(Data entries)
^^^^^^^^
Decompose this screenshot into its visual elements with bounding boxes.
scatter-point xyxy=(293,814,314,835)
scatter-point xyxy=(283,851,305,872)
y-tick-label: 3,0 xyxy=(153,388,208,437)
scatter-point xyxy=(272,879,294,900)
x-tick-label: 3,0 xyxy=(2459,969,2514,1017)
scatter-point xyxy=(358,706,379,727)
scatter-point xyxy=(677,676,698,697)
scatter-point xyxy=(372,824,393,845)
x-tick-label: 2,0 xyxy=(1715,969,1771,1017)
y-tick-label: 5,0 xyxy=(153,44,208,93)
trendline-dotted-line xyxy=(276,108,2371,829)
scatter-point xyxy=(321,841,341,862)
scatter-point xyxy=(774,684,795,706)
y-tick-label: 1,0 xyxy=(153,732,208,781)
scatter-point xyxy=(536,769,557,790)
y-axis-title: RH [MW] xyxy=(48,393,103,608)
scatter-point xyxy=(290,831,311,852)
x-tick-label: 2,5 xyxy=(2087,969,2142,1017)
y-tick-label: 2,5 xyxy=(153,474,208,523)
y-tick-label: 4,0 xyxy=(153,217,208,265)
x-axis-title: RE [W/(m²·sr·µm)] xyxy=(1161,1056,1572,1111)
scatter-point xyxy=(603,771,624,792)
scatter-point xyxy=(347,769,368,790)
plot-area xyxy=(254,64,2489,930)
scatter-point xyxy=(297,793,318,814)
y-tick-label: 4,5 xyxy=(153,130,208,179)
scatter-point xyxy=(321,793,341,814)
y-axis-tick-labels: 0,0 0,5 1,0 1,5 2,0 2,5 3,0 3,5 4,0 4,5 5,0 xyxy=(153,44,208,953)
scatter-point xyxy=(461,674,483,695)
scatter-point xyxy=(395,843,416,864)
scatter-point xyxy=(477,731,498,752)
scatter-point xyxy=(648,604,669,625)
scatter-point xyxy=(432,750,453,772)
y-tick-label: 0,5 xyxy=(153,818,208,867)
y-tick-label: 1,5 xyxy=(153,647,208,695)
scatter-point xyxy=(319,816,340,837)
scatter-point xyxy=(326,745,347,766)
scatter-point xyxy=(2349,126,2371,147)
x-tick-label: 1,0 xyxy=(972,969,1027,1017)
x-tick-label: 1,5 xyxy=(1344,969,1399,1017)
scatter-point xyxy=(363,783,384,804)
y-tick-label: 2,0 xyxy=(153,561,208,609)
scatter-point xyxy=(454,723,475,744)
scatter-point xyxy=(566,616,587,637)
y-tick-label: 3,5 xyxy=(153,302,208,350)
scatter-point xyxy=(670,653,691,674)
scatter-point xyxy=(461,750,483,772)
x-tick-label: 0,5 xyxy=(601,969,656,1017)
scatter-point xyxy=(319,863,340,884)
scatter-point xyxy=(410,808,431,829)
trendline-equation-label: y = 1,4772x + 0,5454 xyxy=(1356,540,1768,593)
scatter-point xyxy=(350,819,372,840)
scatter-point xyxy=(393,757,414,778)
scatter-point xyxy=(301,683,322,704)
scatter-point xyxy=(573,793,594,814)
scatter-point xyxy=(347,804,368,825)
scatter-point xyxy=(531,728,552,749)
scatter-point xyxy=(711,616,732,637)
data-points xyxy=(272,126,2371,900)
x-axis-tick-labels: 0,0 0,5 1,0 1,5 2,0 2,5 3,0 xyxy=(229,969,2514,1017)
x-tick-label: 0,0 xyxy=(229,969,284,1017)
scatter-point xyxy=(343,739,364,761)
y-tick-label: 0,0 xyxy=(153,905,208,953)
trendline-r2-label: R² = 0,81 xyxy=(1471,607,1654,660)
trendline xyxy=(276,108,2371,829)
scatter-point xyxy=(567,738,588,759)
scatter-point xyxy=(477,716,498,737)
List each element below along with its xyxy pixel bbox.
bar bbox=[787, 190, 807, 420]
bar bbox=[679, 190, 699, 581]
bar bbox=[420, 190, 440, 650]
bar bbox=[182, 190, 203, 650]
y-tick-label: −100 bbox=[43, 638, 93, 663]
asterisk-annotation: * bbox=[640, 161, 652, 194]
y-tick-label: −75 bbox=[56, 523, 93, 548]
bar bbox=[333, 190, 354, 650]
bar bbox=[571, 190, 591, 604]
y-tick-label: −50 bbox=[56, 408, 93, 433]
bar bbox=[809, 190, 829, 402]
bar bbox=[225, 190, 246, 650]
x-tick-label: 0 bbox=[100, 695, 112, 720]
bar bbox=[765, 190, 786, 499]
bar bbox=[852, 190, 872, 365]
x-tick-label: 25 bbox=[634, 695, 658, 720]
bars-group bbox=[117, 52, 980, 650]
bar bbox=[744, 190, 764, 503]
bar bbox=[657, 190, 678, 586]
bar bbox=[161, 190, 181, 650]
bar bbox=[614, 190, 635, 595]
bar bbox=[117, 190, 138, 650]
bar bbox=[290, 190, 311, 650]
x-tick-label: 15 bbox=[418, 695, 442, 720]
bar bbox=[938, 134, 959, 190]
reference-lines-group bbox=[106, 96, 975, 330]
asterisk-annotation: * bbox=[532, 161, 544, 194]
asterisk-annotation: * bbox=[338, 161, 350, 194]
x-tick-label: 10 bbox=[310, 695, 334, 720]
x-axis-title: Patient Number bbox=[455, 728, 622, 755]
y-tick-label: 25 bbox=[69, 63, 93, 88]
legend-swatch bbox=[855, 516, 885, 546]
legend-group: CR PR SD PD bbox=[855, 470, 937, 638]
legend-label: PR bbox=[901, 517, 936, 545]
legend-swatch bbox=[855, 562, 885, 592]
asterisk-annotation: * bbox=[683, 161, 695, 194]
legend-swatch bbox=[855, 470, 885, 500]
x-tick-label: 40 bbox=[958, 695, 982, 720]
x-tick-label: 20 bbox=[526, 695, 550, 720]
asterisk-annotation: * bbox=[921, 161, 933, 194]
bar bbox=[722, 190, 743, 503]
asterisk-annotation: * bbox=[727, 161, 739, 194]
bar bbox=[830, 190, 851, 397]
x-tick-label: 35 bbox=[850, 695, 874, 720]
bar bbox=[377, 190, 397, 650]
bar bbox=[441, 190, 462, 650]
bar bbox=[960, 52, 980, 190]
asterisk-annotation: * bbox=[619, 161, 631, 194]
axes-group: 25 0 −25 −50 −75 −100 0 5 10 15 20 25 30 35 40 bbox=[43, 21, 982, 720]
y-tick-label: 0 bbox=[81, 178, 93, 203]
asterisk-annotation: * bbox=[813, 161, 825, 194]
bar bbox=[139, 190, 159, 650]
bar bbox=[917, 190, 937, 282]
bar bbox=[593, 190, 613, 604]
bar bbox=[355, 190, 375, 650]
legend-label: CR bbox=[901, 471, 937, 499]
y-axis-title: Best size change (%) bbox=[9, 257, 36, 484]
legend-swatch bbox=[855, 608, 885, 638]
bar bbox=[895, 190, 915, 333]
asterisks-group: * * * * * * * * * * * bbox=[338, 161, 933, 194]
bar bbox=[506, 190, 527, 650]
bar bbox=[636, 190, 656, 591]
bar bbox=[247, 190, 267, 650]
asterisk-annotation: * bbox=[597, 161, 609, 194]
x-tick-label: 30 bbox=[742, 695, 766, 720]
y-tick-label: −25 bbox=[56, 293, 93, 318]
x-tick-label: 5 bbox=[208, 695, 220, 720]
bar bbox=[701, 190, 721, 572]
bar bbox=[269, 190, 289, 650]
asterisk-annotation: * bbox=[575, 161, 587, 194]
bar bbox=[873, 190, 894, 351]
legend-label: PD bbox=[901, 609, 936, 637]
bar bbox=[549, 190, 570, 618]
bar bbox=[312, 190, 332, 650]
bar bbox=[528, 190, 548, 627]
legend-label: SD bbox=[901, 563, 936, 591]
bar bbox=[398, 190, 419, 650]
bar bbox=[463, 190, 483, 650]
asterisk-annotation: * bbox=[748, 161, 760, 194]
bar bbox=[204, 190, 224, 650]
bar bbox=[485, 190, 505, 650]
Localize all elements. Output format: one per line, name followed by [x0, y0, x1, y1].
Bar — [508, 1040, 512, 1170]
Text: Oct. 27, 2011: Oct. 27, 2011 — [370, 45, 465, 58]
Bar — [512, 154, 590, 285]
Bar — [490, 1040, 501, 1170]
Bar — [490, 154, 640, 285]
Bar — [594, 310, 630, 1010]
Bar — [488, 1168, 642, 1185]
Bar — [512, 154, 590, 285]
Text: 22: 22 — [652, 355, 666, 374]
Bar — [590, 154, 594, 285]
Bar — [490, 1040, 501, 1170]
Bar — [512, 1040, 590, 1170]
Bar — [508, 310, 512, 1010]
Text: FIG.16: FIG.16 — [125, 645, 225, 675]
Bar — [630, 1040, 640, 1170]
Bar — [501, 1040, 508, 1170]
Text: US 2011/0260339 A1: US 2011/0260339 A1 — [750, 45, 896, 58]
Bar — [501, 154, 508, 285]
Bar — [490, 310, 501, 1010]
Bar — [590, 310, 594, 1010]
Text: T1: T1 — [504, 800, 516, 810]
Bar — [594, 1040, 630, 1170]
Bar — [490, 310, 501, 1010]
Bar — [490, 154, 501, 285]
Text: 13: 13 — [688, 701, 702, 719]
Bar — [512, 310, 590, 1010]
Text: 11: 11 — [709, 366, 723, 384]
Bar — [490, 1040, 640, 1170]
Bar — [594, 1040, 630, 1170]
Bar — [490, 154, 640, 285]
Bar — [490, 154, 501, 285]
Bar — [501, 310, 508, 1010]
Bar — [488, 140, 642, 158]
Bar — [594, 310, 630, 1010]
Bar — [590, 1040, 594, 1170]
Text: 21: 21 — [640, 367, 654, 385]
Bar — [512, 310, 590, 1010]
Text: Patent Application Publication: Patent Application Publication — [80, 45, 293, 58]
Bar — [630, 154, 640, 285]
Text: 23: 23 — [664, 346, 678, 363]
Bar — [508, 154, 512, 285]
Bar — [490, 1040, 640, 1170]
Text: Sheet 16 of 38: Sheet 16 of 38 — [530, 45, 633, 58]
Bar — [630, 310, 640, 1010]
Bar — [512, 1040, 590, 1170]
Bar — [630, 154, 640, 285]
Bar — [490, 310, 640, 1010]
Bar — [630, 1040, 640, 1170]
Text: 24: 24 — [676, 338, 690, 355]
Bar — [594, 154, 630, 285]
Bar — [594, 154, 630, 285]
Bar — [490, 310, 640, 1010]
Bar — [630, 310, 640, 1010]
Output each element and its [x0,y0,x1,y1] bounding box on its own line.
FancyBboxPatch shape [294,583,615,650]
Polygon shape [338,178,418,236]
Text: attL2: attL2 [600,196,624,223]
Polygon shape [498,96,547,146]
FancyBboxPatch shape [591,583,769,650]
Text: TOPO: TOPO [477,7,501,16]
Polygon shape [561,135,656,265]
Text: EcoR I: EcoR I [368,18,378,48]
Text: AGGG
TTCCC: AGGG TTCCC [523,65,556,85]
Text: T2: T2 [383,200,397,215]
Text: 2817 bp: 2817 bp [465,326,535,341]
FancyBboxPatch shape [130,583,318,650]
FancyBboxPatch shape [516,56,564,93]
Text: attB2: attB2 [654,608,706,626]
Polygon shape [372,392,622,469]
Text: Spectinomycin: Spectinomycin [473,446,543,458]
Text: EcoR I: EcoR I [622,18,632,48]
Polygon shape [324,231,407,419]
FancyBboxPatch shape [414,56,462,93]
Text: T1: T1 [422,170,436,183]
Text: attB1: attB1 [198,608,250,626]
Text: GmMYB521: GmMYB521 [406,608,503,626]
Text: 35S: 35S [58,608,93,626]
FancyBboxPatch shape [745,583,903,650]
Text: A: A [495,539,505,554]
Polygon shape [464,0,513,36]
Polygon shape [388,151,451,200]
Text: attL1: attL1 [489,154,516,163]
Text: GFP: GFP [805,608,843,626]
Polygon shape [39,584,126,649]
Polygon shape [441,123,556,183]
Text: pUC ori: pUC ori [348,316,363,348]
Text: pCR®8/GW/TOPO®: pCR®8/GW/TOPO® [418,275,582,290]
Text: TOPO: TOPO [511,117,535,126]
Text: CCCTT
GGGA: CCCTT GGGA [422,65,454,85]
^^^^^^^^
**Given instruction**
In the lines from the start of the data entries through the line containing "y-tick-label: 2,5 xyxy=(153,474,208,523)", change "scatter-point" to "data-point" wherever it occurs. Give back only those lines, with everything else unchanged.

**Written solution**
Decompose this screenshot into its visual elements with bounding boxes.
data-point xyxy=(293,814,314,835)
data-point xyxy=(283,851,305,872)
y-tick-label: 3,0 xyxy=(153,388,208,437)
data-point xyxy=(272,879,294,900)
x-tick-label: 3,0 xyxy=(2459,969,2514,1017)
data-point xyxy=(358,706,379,727)
data-point xyxy=(677,676,698,697)
data-point xyxy=(372,824,393,845)
x-tick-label: 2,0 xyxy=(1715,969,1771,1017)
y-tick-label: 5,0 xyxy=(153,44,208,93)
trendline-dotted-line xyxy=(276,108,2371,829)
data-point xyxy=(321,841,341,862)
data-point xyxy=(774,684,795,706)
y-tick-label: 1,0 xyxy=(153,732,208,781)
data-point xyxy=(536,769,557,790)
y-axis-title: RH [MW] xyxy=(48,393,103,608)
data-point xyxy=(290,831,311,852)
x-tick-label: 2,5 xyxy=(2087,969,2142,1017)
y-tick-label: 2,5 xyxy=(153,474,208,523)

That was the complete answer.